Data records:

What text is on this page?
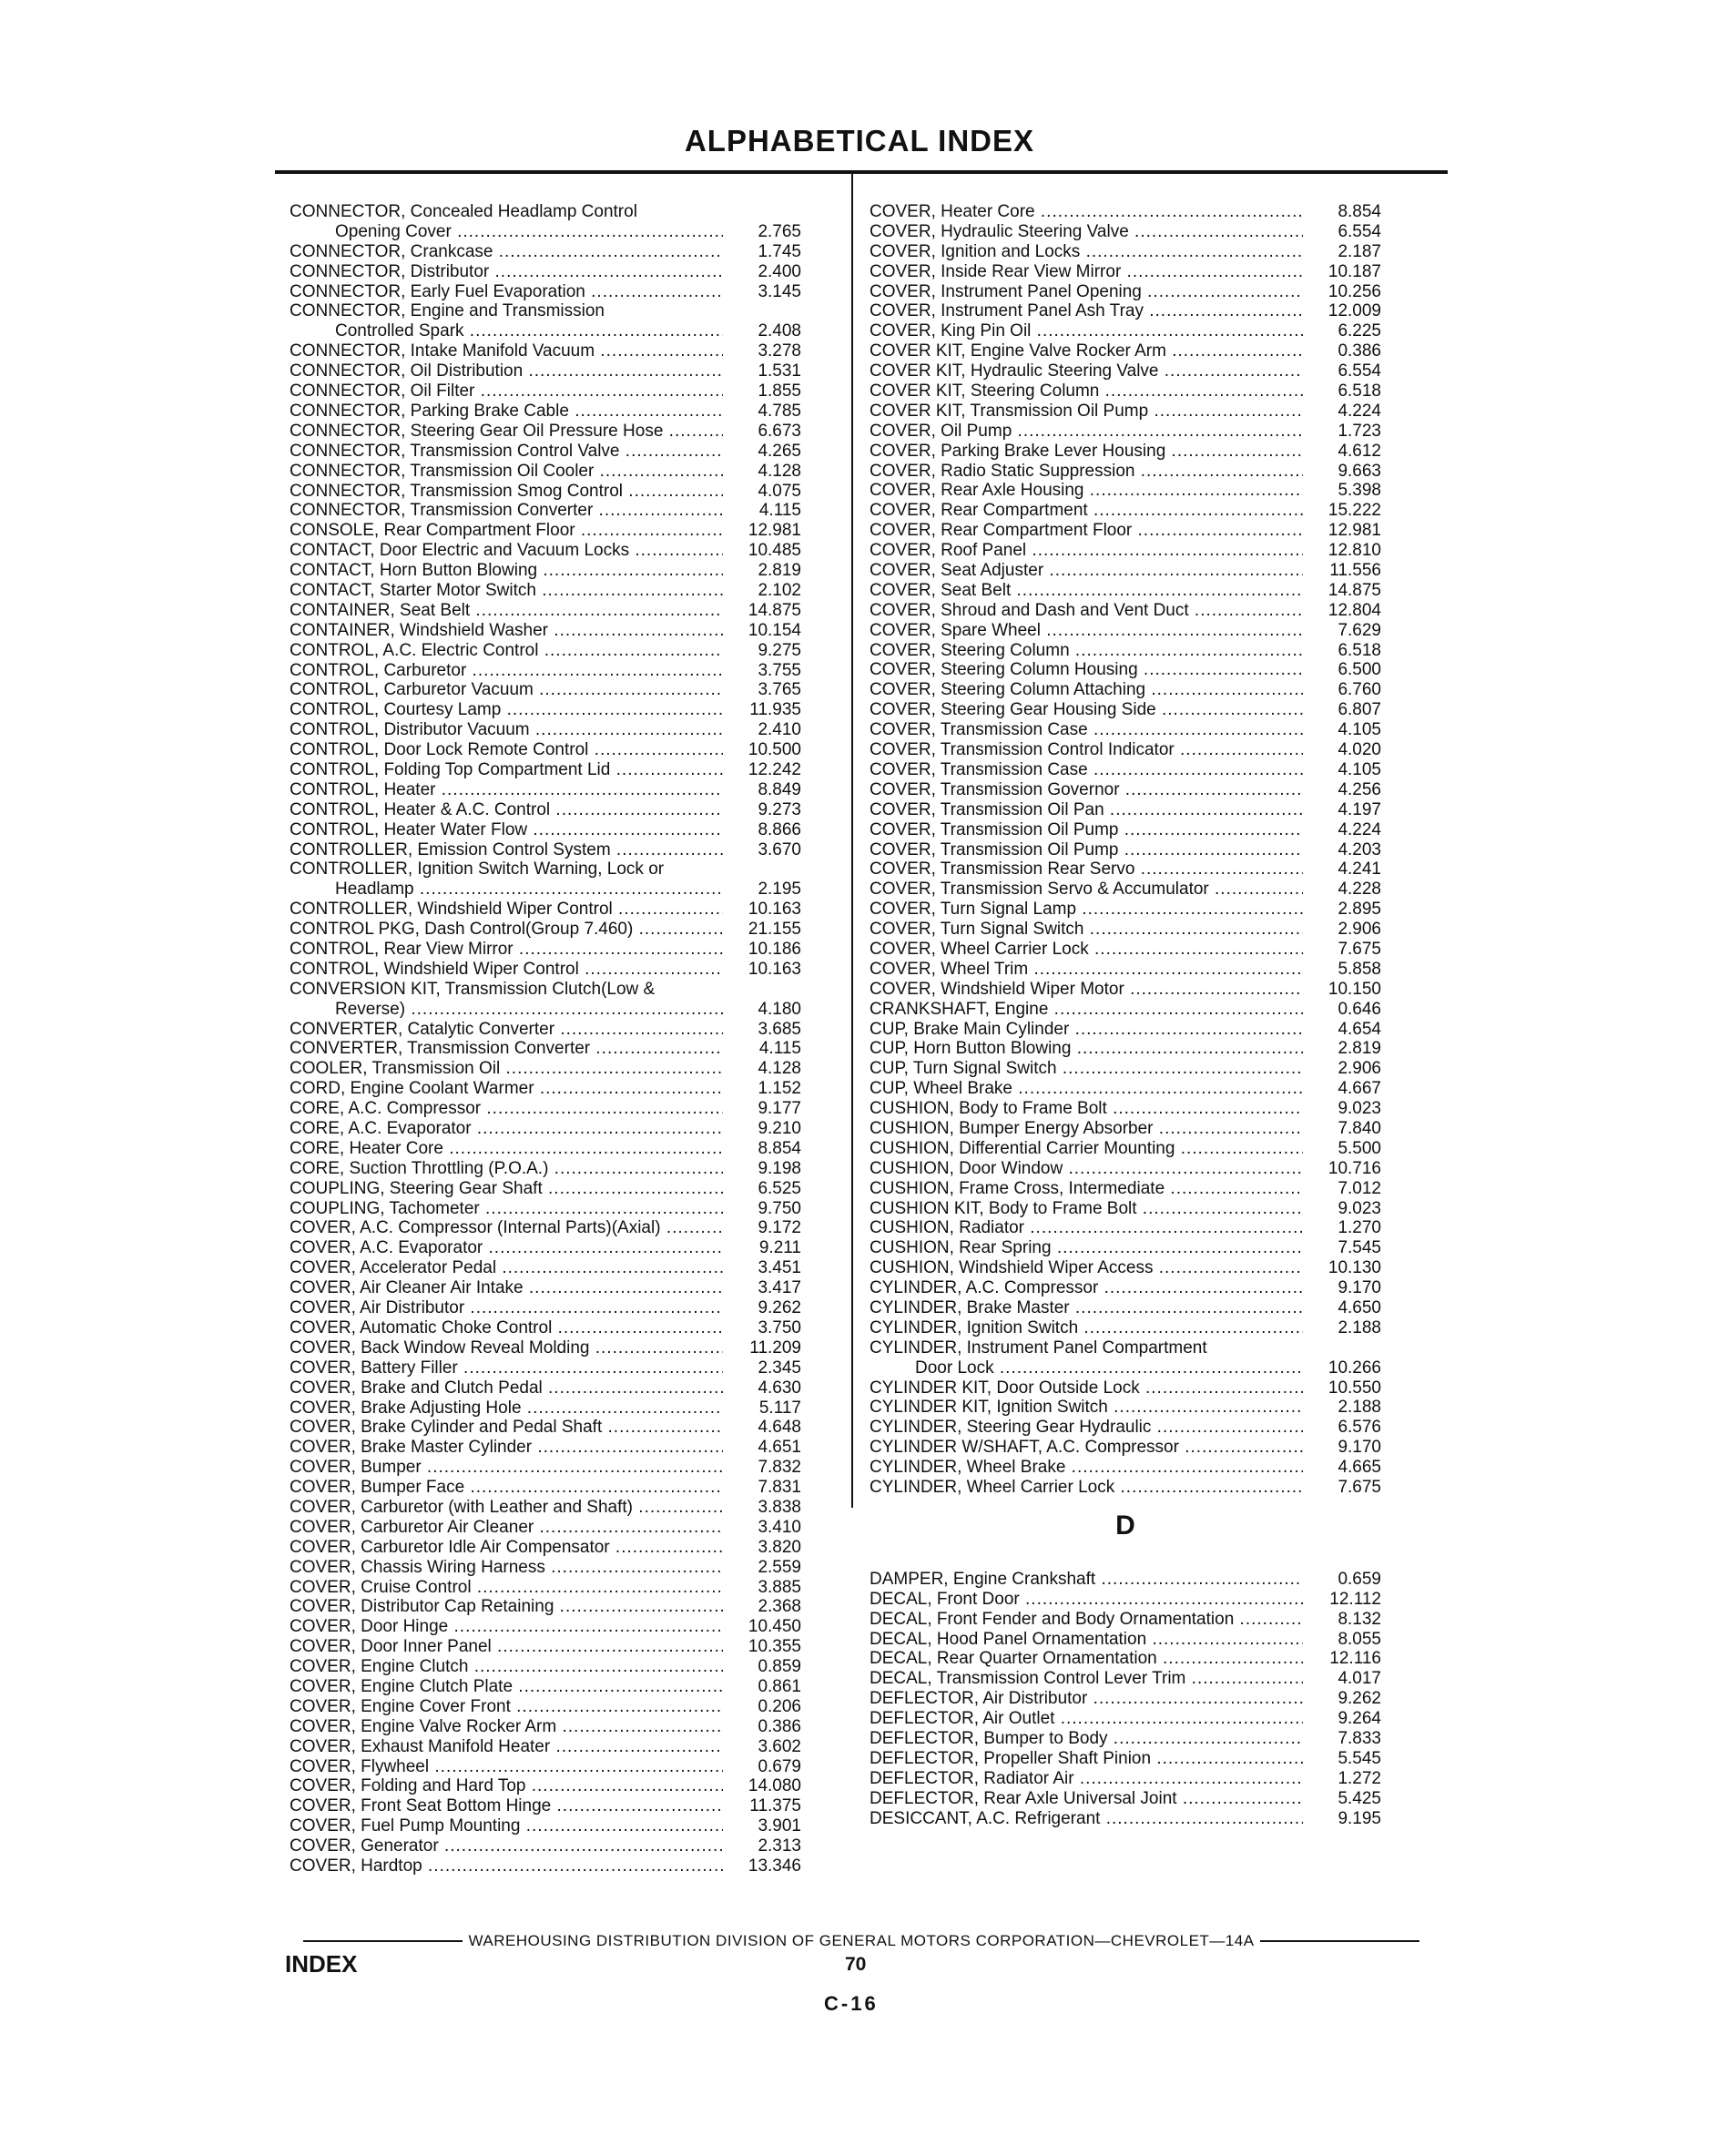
ALPHABETICAL INDEX
CONNECTOR, Concealed Headlamp Control
Opening Cover .....	2.765
CONNECTOR, Crankcase .....	1.745
CONNECTOR, Distributor .....	2.400
CONNECTOR, Early Fuel Evaporation .....	3.145
CONNECTOR, Engine and Transmission
Controlled Spark .....	2.408
CONNECTOR, Intake Manifold Vacuum .....	3.278
CONNECTOR, Oil Distribution .....	1.531
CONNECTOR, Oil Filter .....	1.855
CONNECTOR, Parking Brake Cable .....	4.785
CONNECTOR, Steering Gear Oil Pressure Hose .....	6.673
CONNECTOR, Transmission Control Valve .....	4.265
CONNECTOR, Transmission Oil Cooler .....	4.128
CONNECTOR, Transmission Smog Control .....	4.075
CONNECTOR, Transmission Converter .....	4.115
CONSOLE, Rear Compartment Floor .....	12.981
CONTACT, Door Electric and Vacuum Locks .....	10.485
CONTACT, Horn Button Blowing .....	2.819
CONTACT, Starter Motor Switch .....	2.102
CONTAINER, Seat Belt .....	14.875
CONTAINER, Windshield Washer .....	10.154
CONTROL, A.C. Electric Control .....	9.275
CONTROL, Carburetor .....	3.755
CONTROL, Carburetor Vacuum .....	3.765
CONTROL, Courtesy Lamp .....	11.935
CONTROL, Distributor Vacuum .....	2.410
CONTROL, Door Lock Remote Control .....	10.500
CONTROL, Folding Top Compartment Lid .....	12.242
CONTROL, Heater .....	8.849
CONTROL, Heater & A.C. Control .....	9.273
CONTROL, Heater Water Flow .....	8.866
CONTROLLER, Emission Control System .....	3.670
CONTROLLER, Ignition Switch Warning, Lock or
Headlamp .....	2.195
CONTROLLER, Windshield Wiper Control .....	10.163
CONTROL PKG, Dash Control(Group 7.460) .....	21.155
CONTROL, Rear View Mirror .....	10.186
CONTROL, Windshield Wiper Control .....	10.163
CONVERSION KIT, Transmission Clutch(Low &
Reverse) .....	4.180
CONVERTER, Catalytic Converter .....	3.685
CONVERTER, Transmission Converter .....	4.115
COOLER, Transmission Oil .....	4.128
CORD, Engine Coolant Warmer .....	1.152
CORE, A.C. Compressor .....	9.177
CORE, A.C. Evaporator .....	9.210
CORE, Heater Core .....	8.854
CORE, Suction Throttling (P.O.A.) .....	9.198
COUPLING, Steering Gear Shaft .....	6.525
COUPLING, Tachometer .....	9.750
COVER, A.C. Compressor (Internal Parts)(Axial) .....	9.172
COVER, A.C. Evaporator .....	9.211
COVER, Accelerator Pedal .....	3.451
COVER, Air Cleaner Air Intake .....	3.417
COVER, Air Distributor .....	9.262
COVER, Automatic Choke Control .....	3.750
COVER, Back Window Reveal Molding .....	11.209
COVER, Battery Filler .....	2.345
COVER, Brake and Clutch Pedal .....	4.630
COVER, Brake Adjusting Hole .....	5.117
COVER, Brake Cylinder and Pedal Shaft .....	4.648
COVER, Brake Master Cylinder .....	4.651
COVER, Bumper .....	7.832
COVER, Bumper Face .....	7.831
COVER, Carburetor (with Leather and Shaft) .....	3.838
COVER, Carburetor Air Cleaner .....	3.410
COVER, Carburetor Idle Air Compensator .....	3.820
COVER, Chassis Wiring Harness .....	2.559
COVER, Cruise Control .....	3.885
COVER, Distributor Cap Retaining .....	2.368
COVER, Door Hinge .....	10.450
COVER, Door Inner Panel .....	10.355
COVER, Engine Clutch .....	0.859
COVER, Engine Clutch Plate .....	0.861
COVER, Engine Cover Front .....	0.206
COVER, Engine Valve Rocker Arm .....	0.386
COVER, Exhaust Manifold Heater .....	3.602
COVER, Flywheel .....	0.679
COVER, Folding and Hard Top .....	14.080
COVER, Front Seat Bottom Hinge .....	11.375
COVER, Fuel Pump Mounting .....	3.901
COVER, Generator .....	2.313
COVER, Hardtop .....	13.346
COVER, Heater Core .....	8.854
COVER, Hydraulic Steering Valve .....	6.554
COVER, Ignition and Locks .....	2.187
COVER, Inside Rear View Mirror .....	10.187
COVER, Instrument Panel Opening .....	10.256
COVER, Instrument Panel Ash Tray .....	12.009
COVER, King Pin Oil .....	6.225
COVER KIT, Engine Valve Rocker Arm .....	0.386
COVER KIT, Hydraulic Steering Valve .....	6.554
COVER KIT, Steering Column .....	6.518
COVER KIT, Transmission Oil Pump .....	4.224
COVER, Oil Pump .....	1.723
COVER, Parking Brake Lever Housing .....	4.612
COVER, Radio Static Suppression .....	9.663
COVER, Rear Axle Housing .....	5.398
COVER, Rear Compartment .....	15.222
COVER, Rear Compartment Floor .....	12.981
COVER, Roof Panel .....	12.810
COVER, Seat Adjuster .....	11.556
COVER, Seat Belt .....	14.875
COVER, Shroud and Dash and Vent Duct .....	12.804
COVER, Spare Wheel .....	7.629
COVER, Steering Column .....	6.518
COVER, Steering Column Housing .....	6.500
COVER, Steering Column Attaching .....	6.760
COVER, Steering Gear Housing Side .....	6.807
COVER, Transmission Case .....	4.105
COVER, Transmission Control Indicator .....	4.020
COVER, Transmission Case .....	4.105
COVER, Transmission Governor .....	4.256
COVER, Transmission Oil Pan .....	4.197
COVER, Transmission Oil Pump .....	4.224
COVER, Transmission Oil Pump .....	4.203
COVER, Transmission Rear Servo .....	4.241
COVER, Transmission Servo & Accumulator .....	4.228
COVER, Turn Signal Lamp .....	2.895
COVER, Turn Signal Switch .....	2.906
COVER, Wheel Carrier Lock .....	7.675
COVER, Wheel Trim .....	5.858
COVER, Windshield Wiper Motor .....	10.150
CRANKSHAFT, Engine .....	0.646
CUP, Brake Main Cylinder .....	4.654
CUP, Horn Button Blowing .....	2.819
CUP, Turn Signal Switch .....	2.906
CUP, Wheel Brake .....	4.667
CUSHION, Body to Frame Bolt .....	9.023
CUSHION, Bumper Energy Absorber .....	7.840
CUSHION, Differential Carrier Mounting .....	5.500
CUSHION, Door Window .....	10.716
CUSHION, Frame Cross, Intermediate .....	7.012
CUSHION KIT, Body to Frame Bolt .....	9.023
CUSHION, Radiator .....	1.270
CUSHION, Rear Spring .....	7.545
CUSHION, Windshield Wiper Access .....	10.130
CYLINDER, A.C. Compressor .....	9.170
CYLINDER, Brake Master .....	4.650
CYLINDER, Ignition Switch .....	2.188
CYLINDER, Instrument Panel Compartment
Door Lock .....	10.266
CYLINDER KIT, Door Outside Lock .....	10.550
CYLINDER KIT, Ignition Switch .....	2.188
CYLINDER, Steering Gear Hydraulic .....	6.576
CYLINDER W/SHAFT, A.C. Compressor .....	9.170
CYLINDER, Wheel Brake .....	4.665
CYLINDER, Wheel Carrier Lock .....	7.675
D
DAMPER, Engine Crankshaft .....	0.659
DECAL, Front Door .....	12.112
DECAL, Front Fender and Body Ornamentation .....	8.132
DECAL, Hood Panel Ornamentation .....	8.055
DECAL, Rear Quarter Ornamentation .....	12.116
DECAL, Transmission Control Lever Trim .....	4.017
DEFLECTOR, Air Distributor .....	9.262
DEFLECTOR, Air Outlet .....	9.264
DEFLECTOR, Bumper to Body .....	7.833
DEFLECTOR, Propeller Shaft Pinion .....	5.545
DEFLECTOR, Radiator Air .....	1.272
DEFLECTOR, Rear Axle Universal Joint .....	5.425
DESICCANT, A.C. Refrigerant .....	9.195
WAREHOUSING DISTRIBUTION DIVISION OF GENERAL MOTORS CORPORATION—CHEVROLET—14A
INDEX	70
C-16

[JOB]:
Provide the number of lines containing the string "Ornamentation", with no other output.

[SOLUTION TO THE PROBLEM]:
3